- [Dataset excerpts]
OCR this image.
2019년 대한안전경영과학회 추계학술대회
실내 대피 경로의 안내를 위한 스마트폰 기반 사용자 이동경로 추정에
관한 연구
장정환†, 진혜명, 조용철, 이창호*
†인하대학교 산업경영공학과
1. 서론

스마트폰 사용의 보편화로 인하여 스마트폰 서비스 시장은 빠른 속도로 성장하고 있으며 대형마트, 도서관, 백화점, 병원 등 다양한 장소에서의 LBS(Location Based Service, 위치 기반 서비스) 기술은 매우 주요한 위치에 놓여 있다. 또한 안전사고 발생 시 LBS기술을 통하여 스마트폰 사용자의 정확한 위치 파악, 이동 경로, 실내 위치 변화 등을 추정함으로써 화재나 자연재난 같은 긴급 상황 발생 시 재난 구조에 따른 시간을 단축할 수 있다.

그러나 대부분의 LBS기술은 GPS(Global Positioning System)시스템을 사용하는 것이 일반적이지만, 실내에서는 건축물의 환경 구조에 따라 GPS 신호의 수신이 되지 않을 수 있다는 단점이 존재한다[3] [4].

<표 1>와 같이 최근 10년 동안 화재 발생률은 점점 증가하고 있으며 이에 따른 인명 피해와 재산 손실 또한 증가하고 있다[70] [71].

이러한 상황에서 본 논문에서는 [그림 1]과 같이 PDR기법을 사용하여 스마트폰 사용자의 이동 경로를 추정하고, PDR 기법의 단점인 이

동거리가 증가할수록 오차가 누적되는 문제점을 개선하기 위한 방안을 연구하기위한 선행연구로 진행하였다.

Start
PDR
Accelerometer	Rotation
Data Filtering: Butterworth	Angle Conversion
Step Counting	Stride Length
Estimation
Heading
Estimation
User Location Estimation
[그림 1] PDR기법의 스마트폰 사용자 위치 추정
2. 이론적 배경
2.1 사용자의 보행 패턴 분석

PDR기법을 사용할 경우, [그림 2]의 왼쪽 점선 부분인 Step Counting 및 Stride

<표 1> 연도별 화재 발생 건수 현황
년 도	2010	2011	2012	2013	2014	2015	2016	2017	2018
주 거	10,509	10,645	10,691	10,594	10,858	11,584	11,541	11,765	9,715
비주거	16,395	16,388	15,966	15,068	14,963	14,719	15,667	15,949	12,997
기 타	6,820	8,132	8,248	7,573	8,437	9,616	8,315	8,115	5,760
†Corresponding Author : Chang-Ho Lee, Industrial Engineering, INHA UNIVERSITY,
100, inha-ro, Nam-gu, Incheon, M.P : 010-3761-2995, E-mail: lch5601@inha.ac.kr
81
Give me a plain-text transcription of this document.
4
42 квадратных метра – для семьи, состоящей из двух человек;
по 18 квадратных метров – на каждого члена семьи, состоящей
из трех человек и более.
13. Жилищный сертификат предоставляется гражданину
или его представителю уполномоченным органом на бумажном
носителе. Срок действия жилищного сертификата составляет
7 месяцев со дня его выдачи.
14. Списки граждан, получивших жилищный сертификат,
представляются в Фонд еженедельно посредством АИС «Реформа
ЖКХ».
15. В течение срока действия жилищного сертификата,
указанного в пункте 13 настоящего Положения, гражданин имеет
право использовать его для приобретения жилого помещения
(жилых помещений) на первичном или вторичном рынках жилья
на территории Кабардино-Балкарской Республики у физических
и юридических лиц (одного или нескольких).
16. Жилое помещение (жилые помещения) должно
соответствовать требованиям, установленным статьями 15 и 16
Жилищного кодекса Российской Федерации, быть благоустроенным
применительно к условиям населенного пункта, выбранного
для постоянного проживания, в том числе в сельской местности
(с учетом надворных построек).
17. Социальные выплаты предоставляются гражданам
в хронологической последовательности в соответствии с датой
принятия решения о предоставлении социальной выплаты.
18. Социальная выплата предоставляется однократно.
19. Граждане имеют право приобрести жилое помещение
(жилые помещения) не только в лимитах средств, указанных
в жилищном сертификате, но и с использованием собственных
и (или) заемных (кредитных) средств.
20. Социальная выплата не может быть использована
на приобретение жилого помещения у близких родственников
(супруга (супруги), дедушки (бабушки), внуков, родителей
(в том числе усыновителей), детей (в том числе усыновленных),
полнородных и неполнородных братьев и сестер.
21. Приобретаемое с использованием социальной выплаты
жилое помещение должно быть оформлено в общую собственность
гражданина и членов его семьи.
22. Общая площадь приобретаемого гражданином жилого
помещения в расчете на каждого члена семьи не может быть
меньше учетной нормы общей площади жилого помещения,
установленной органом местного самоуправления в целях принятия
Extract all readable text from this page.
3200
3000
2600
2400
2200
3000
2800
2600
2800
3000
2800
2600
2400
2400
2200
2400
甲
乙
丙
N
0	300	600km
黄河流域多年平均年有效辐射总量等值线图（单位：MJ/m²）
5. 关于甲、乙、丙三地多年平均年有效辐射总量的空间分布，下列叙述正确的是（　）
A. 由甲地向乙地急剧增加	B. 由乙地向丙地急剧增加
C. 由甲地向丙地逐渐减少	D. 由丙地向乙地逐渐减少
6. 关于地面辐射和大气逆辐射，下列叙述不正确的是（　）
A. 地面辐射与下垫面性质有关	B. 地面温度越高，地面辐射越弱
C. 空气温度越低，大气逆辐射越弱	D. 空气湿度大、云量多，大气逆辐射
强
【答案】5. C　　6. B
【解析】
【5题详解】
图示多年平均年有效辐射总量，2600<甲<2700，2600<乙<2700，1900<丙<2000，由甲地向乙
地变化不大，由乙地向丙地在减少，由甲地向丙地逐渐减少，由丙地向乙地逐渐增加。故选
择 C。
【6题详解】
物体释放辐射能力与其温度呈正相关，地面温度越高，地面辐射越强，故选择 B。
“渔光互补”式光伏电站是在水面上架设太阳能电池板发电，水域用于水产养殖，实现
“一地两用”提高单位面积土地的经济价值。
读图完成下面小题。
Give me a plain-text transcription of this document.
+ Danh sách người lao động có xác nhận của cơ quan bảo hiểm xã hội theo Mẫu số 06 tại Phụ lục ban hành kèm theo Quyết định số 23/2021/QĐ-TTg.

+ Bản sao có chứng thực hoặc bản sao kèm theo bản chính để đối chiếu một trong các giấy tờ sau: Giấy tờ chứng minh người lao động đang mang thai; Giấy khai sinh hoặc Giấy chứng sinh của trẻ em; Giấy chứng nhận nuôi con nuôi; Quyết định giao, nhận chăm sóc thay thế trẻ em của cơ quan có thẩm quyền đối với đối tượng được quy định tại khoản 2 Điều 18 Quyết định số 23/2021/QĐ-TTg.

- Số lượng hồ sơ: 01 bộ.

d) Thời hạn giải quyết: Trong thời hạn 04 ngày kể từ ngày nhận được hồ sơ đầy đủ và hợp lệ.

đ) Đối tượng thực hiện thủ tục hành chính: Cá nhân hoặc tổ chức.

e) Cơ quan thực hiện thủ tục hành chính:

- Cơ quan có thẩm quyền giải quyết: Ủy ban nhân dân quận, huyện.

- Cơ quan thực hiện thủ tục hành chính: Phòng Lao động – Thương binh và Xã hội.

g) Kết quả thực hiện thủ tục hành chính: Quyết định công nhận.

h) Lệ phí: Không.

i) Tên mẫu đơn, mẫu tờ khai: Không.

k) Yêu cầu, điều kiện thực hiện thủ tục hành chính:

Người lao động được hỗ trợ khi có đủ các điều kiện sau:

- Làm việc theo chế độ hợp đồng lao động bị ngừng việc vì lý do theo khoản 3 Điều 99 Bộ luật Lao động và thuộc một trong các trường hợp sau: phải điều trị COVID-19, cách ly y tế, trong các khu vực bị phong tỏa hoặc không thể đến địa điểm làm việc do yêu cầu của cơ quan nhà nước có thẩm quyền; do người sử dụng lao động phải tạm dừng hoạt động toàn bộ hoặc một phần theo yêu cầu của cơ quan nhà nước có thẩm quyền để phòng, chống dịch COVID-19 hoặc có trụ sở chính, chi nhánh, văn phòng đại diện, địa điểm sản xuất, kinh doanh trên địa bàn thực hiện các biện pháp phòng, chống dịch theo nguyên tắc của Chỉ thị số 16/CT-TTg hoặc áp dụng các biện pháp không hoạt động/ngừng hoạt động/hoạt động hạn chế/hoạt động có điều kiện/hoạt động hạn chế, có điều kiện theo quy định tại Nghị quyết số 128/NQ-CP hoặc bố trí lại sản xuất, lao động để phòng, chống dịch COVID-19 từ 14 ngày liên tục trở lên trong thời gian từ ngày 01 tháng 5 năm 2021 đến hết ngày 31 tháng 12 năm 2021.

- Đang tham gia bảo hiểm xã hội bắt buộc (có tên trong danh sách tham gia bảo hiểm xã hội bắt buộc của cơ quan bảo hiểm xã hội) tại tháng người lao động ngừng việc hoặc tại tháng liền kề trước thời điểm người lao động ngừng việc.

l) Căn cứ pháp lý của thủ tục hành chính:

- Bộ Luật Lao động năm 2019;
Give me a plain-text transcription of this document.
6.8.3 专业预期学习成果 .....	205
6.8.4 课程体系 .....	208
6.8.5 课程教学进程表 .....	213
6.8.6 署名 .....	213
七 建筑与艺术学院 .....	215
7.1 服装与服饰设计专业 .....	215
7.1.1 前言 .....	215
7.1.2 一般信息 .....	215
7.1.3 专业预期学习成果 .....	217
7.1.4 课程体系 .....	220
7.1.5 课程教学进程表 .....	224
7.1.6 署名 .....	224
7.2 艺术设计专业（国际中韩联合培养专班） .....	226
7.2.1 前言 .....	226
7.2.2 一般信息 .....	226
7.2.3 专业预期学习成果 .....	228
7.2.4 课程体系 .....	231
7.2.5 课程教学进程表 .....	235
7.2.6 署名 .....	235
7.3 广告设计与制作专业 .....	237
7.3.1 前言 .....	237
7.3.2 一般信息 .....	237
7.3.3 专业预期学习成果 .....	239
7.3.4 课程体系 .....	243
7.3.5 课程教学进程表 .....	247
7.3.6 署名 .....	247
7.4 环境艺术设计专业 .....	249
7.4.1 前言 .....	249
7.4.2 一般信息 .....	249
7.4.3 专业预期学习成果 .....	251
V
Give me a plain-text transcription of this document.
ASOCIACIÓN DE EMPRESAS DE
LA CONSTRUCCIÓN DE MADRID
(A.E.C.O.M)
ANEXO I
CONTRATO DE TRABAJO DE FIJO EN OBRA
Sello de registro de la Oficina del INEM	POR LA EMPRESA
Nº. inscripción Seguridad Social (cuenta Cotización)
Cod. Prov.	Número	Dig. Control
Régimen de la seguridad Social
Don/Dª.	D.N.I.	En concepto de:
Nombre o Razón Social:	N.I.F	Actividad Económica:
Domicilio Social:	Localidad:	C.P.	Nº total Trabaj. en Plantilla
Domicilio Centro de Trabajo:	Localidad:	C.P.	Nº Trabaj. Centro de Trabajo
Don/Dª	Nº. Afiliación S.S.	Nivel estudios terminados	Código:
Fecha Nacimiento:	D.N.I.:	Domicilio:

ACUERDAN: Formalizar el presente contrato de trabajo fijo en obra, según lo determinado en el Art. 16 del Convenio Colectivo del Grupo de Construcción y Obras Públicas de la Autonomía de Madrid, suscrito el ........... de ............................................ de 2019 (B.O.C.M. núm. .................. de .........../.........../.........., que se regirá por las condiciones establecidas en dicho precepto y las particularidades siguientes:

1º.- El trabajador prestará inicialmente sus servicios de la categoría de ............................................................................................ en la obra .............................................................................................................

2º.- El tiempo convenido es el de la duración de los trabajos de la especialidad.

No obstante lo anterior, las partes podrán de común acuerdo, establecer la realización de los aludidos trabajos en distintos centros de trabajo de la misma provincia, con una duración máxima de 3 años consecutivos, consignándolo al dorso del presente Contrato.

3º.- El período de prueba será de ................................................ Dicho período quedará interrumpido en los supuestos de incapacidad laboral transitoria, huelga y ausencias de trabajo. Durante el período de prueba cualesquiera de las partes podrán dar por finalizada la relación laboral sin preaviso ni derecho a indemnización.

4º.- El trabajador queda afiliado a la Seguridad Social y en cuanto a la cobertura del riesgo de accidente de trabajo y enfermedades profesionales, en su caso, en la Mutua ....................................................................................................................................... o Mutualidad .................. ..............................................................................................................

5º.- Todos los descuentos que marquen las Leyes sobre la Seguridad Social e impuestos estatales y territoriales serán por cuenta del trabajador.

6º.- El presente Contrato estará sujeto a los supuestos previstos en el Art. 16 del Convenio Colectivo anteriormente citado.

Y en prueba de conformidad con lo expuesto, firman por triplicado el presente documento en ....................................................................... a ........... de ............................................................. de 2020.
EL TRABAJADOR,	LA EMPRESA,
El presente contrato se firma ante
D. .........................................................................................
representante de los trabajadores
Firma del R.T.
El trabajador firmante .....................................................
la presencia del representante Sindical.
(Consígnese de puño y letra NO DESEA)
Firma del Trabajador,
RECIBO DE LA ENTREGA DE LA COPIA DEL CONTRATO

- [Goal of the exercise]
Only lines with the string "каждого" belong in your answer; copy each one.

- [Task output]
по 18 квадратных метров – на каждого члена семьи, состоящей
помещения в расчете на каждого члена семьи не может быть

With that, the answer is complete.